> What is needed: Copy out the listing in full, exactly as written, but not its pictures.
start Exercise data
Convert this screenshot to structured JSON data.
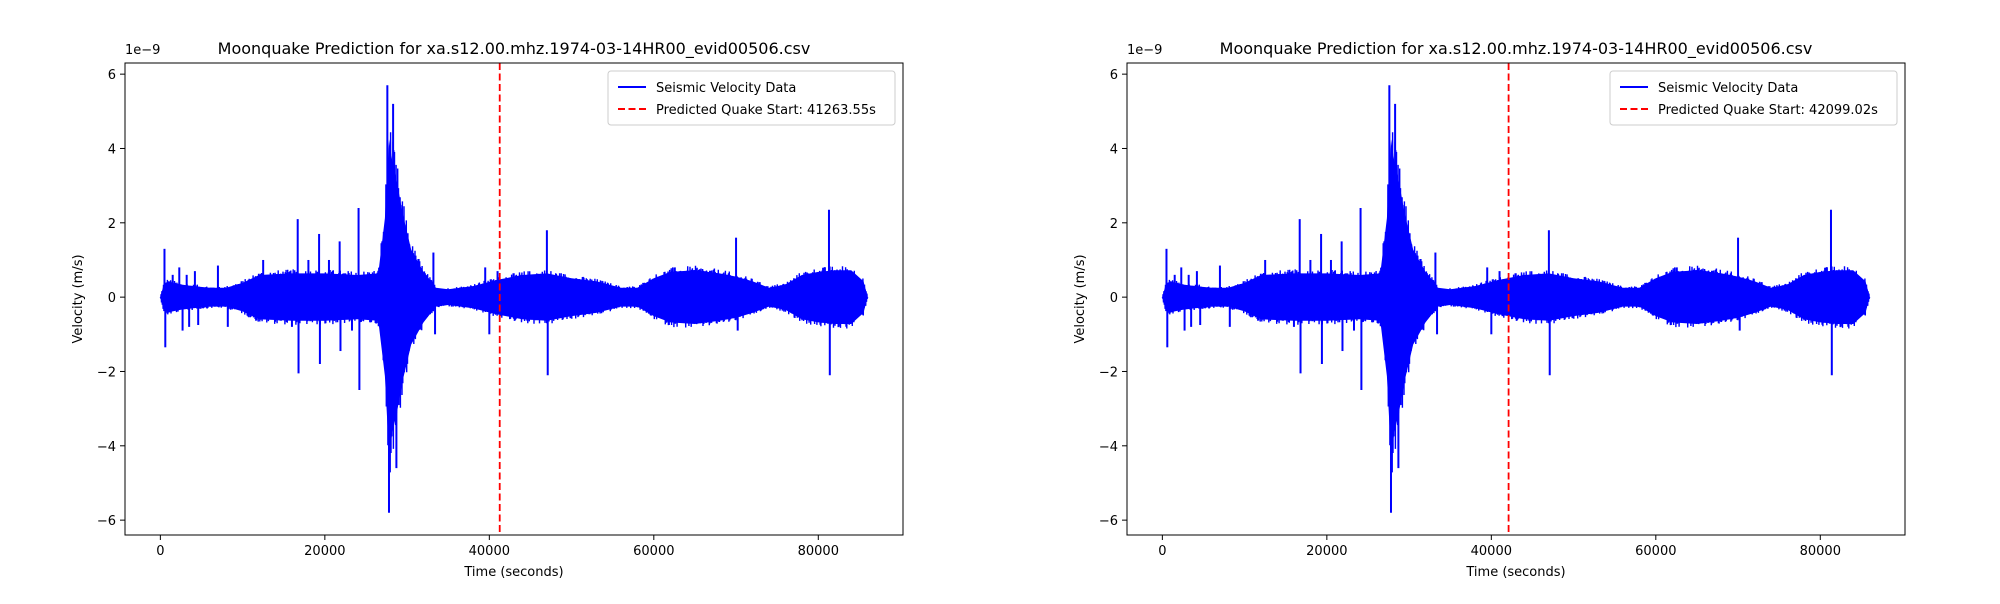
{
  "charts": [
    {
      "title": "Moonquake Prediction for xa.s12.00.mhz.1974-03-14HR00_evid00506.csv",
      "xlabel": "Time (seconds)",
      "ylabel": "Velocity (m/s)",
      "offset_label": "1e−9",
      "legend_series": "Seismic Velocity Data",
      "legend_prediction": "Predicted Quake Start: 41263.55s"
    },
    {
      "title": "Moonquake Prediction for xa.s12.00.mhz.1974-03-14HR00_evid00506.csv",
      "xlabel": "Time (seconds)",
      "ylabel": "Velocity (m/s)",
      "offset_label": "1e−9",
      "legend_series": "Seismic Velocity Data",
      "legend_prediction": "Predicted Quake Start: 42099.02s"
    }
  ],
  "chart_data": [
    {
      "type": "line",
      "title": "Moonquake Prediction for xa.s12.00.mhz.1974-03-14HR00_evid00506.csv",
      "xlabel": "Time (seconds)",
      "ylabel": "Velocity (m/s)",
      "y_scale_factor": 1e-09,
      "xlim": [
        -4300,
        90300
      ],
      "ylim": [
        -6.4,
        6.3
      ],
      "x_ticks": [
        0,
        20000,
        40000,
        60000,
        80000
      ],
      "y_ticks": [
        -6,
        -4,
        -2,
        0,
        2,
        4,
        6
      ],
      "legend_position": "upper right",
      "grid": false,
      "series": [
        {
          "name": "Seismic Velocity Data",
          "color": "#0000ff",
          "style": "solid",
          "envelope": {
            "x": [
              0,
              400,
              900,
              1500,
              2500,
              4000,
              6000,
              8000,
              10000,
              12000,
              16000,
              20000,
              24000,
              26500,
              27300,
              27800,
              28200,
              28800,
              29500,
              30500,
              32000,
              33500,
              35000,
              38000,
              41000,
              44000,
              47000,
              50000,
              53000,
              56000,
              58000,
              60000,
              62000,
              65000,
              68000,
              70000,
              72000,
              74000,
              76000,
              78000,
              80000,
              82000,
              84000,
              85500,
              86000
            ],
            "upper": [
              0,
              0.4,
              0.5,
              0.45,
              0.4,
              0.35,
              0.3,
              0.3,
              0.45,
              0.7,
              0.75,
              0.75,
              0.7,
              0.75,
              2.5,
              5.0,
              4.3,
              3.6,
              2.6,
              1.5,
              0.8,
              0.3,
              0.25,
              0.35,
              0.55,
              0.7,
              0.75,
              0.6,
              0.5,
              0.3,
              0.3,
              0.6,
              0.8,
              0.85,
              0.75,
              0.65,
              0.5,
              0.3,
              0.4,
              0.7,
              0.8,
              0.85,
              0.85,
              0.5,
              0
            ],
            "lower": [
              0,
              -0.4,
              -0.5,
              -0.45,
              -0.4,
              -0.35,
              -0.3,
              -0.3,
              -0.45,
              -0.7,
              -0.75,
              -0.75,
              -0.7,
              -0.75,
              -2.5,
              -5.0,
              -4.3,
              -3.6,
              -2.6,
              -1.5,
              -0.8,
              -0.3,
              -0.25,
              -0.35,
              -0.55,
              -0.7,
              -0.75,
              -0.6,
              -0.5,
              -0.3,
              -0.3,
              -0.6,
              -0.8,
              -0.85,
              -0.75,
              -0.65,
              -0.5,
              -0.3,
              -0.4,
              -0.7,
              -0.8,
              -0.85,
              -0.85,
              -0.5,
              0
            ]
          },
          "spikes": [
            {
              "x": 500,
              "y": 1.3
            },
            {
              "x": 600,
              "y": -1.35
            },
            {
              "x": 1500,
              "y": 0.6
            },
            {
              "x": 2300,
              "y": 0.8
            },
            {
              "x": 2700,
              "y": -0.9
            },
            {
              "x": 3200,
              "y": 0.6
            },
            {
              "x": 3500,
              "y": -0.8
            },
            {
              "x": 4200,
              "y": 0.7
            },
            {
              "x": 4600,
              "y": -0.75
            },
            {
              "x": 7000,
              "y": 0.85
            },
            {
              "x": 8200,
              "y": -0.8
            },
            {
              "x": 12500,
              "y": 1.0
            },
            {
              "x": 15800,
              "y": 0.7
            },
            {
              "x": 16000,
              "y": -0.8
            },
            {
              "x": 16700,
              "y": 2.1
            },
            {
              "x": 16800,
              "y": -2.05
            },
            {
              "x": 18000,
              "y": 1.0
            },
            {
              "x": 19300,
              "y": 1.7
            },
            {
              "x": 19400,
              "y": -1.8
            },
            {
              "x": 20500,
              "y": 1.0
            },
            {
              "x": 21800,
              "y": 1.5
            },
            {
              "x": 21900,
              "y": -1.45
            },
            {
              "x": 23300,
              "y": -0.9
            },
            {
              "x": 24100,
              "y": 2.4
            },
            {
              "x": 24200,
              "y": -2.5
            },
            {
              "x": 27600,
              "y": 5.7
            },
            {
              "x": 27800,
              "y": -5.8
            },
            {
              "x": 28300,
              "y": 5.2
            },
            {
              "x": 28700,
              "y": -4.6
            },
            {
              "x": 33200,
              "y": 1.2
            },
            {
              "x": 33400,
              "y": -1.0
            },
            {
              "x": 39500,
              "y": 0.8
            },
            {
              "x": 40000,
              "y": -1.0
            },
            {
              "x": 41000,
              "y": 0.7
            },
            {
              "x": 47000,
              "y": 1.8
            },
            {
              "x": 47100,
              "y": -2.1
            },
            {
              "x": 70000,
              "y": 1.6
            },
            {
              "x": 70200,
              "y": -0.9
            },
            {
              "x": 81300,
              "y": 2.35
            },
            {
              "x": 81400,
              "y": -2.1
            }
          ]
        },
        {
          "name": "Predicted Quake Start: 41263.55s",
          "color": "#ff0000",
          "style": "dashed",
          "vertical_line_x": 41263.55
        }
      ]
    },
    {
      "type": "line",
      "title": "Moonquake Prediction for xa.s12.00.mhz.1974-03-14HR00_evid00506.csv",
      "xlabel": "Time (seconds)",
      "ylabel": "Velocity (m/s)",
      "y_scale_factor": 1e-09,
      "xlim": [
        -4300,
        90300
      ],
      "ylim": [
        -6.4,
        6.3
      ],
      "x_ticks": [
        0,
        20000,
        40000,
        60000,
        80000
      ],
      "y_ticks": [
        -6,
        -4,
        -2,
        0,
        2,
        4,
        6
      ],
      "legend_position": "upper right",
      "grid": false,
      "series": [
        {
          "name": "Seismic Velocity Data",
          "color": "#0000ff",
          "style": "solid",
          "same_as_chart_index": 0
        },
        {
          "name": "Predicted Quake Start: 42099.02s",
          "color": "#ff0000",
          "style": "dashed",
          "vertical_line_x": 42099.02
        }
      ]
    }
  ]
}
end Exercise data
> Full output:
Convert this screenshot to structured JSON data.
{
  "charts": [
    {
      "title": "Moonquake Prediction for xa.s12.00.mhz.1974-03-14HR00_evid00506.csv",
      "xlabel": "Time (seconds)",
      "ylabel": "Velocity (m/s)",
      "offset_label": "1e−9",
      "legend_series": "Seismic Velocity Data",
      "legend_prediction": "Predicted Quake Start: 41263.55s"
    },
    {
      "title": "Moonquake Prediction for xa.s12.00.mhz.1974-03-14HR00_evid00506.csv",
      "xlabel": "Time (seconds)",
      "ylabel": "Velocity (m/s)",
      "offset_label": "1e−9",
      "legend_series": "Seismic Velocity Data",
      "legend_prediction": "Predicted Quake Start: 42099.02s"
    }
  ],
  "chart_data": [
    {
      "type": "line",
      "title": "Moonquake Prediction for xa.s12.00.mhz.1974-03-14HR00_evid00506.csv",
      "xlabel": "Time (seconds)",
      "ylabel": "Velocity (m/s)",
      "y_scale_factor": 1e-09,
      "xlim": [
        -4300,
        90300
      ],
      "ylim": [
        -6.4,
        6.3
      ],
      "x_ticks": [
        0,
        20000,
        40000,
        60000,
        80000
      ],
      "y_ticks": [
        -6,
        -4,
        -2,
        0,
        2,
        4,
        6
      ],
      "legend_position": "upper right",
      "grid": false,
      "series": [
        {
          "name": "Seismic Velocity Data",
          "color": "#0000ff",
          "style": "solid",
          "envelope": {
            "x": [
              0,
              400,
              900,
              1500,
              2500,
              4000,
              6000,
              8000,
              10000,
              12000,
              16000,
              20000,
              24000,
              26500,
              27300,
              27800,
              28200,
              28800,
              29500,
              30500,
              32000,
              33500,
              35000,
              38000,
              41000,
              44000,
              47000,
              50000,
              53000,
              56000,
              58000,
              60000,
              62000,
              65000,
              68000,
              70000,
              72000,
              74000,
              76000,
              78000,
              80000,
              82000,
              84000,
              85500,
              86000
            ],
            "upper": [
              0,
              0.4,
              0.5,
              0.45,
              0.4,
              0.35,
              0.3,
              0.3,
              0.45,
              0.7,
              0.75,
              0.75,
              0.7,
              0.75,
              2.5,
              5.0,
              4.3,
              3.6,
              2.6,
              1.5,
              0.8,
              0.3,
              0.25,
              0.35,
              0.55,
              0.7,
              0.75,
              0.6,
              0.5,
              0.3,
              0.3,
              0.6,
              0.8,
              0.85,
              0.75,
              0.65,
              0.5,
              0.3,
              0.4,
              0.7,
              0.8,
              0.85,
              0.85,
              0.5,
              0
            ],
            "lower": [
              0,
              -0.4,
              -0.5,
              -0.45,
              -0.4,
              -0.35,
              -0.3,
              -0.3,
              -0.45,
              -0.7,
              -0.75,
              -0.75,
              -0.7,
              -0.75,
              -2.5,
              -5.0,
              -4.3,
              -3.6,
              -2.6,
              -1.5,
              -0.8,
              -0.3,
              -0.25,
              -0.35,
              -0.55,
              -0.7,
              -0.75,
              -0.6,
              -0.5,
              -0.3,
              -0.3,
              -0.6,
              -0.8,
              -0.85,
              -0.75,
              -0.65,
              -0.5,
              -0.3,
              -0.4,
              -0.7,
              -0.8,
              -0.85,
              -0.85,
              -0.5,
              0
            ]
          },
          "spikes": [
            {
              "x": 500,
              "y": 1.3
            },
            {
              "x": 600,
              "y": -1.35
            },
            {
              "x": 1500,
              "y": 0.6
            },
            {
              "x": 2300,
              "y": 0.8
            },
            {
              "x": 2700,
              "y": -0.9
            },
            {
              "x": 3200,
              "y": 0.6
            },
            {
              "x": 3500,
              "y": -0.8
            },
            {
              "x": 4200,
              "y": 0.7
            },
            {
              "x": 4600,
              "y": -0.75
            },
            {
              "x": 7000,
              "y": 0.85
            },
            {
              "x": 8200,
              "y": -0.8
            },
            {
              "x": 12500,
              "y": 1.0
            },
            {
              "x": 15800,
              "y": 0.7
            },
            {
              "x": 16000,
              "y": -0.8
            },
            {
              "x": 16700,
              "y": 2.1
            },
            {
              "x": 16800,
              "y": -2.05
            },
            {
              "x": 18000,
              "y": 1.0
            },
            {
              "x": 19300,
              "y": 1.7
            },
            {
              "x": 19400,
              "y": -1.8
            },
            {
              "x": 20500,
              "y": 1.0
            },
            {
              "x": 21800,
              "y": 1.5
            },
            {
              "x": 21900,
              "y": -1.45
            },
            {
              "x": 23300,
              "y": -0.9
            },
            {
              "x": 24100,
              "y": 2.4
            },
            {
              "x": 24200,
              "y": -2.5
            },
            {
              "x": 27600,
              "y": 5.7
            },
            {
              "x": 27800,
              "y": -5.8
            },
            {
              "x": 28300,
              "y": 5.2
            },
            {
              "x": 28700,
              "y": -4.6
            },
            {
              "x": 33200,
              "y": 1.2
            },
            {
              "x": 33400,
              "y": -1.0
            },
            {
              "x": 39500,
              "y": 0.8
            },
            {
              "x": 40000,
              "y": -1.0
            },
            {
              "x": 41000,
              "y": 0.7
            },
            {
              "x": 47000,
              "y": 1.8
            },
            {
              "x": 47100,
              "y": -2.1
            },
            {
              "x": 70000,
              "y": 1.6
            },
            {
              "x": 70200,
              "y": -0.9
            },
            {
              "x": 81300,
              "y": 2.35
            },
            {
              "x": 81400,
              "y": -2.1
            }
          ]
        },
        {
          "name": "Predicted Quake Start: 41263.55s",
          "color": "#ff0000",
          "style": "dashed",
          "vertical_line_x": 41263.55
        }
      ]
    },
    {
      "type": "line",
      "title": "Moonquake Prediction for xa.s12.00.mhz.1974-03-14HR00_evid00506.csv",
      "xlabel": "Time (seconds)",
      "ylabel": "Velocity (m/s)",
      "y_scale_factor": 1e-09,
      "xlim": [
        -4300,
        90300
      ],
      "ylim": [
        -6.4,
        6.3
      ],
      "x_ticks": [
        0,
        20000,
        40000,
        60000,
        80000
      ],
      "y_ticks": [
        -6,
        -4,
        -2,
        0,
        2,
        4,
        6
      ],
      "legend_position": "upper right",
      "grid": false,
      "series": [
        {
          "name": "Seismic Velocity Data",
          "color": "#0000ff",
          "style": "solid",
          "same_as_chart_index": 0
        },
        {
          "name": "Predicted Quake Start: 42099.02s",
          "color": "#ff0000",
          "style": "dashed",
          "vertical_line_x": 42099.02
        }
      ]
    }
  ]
}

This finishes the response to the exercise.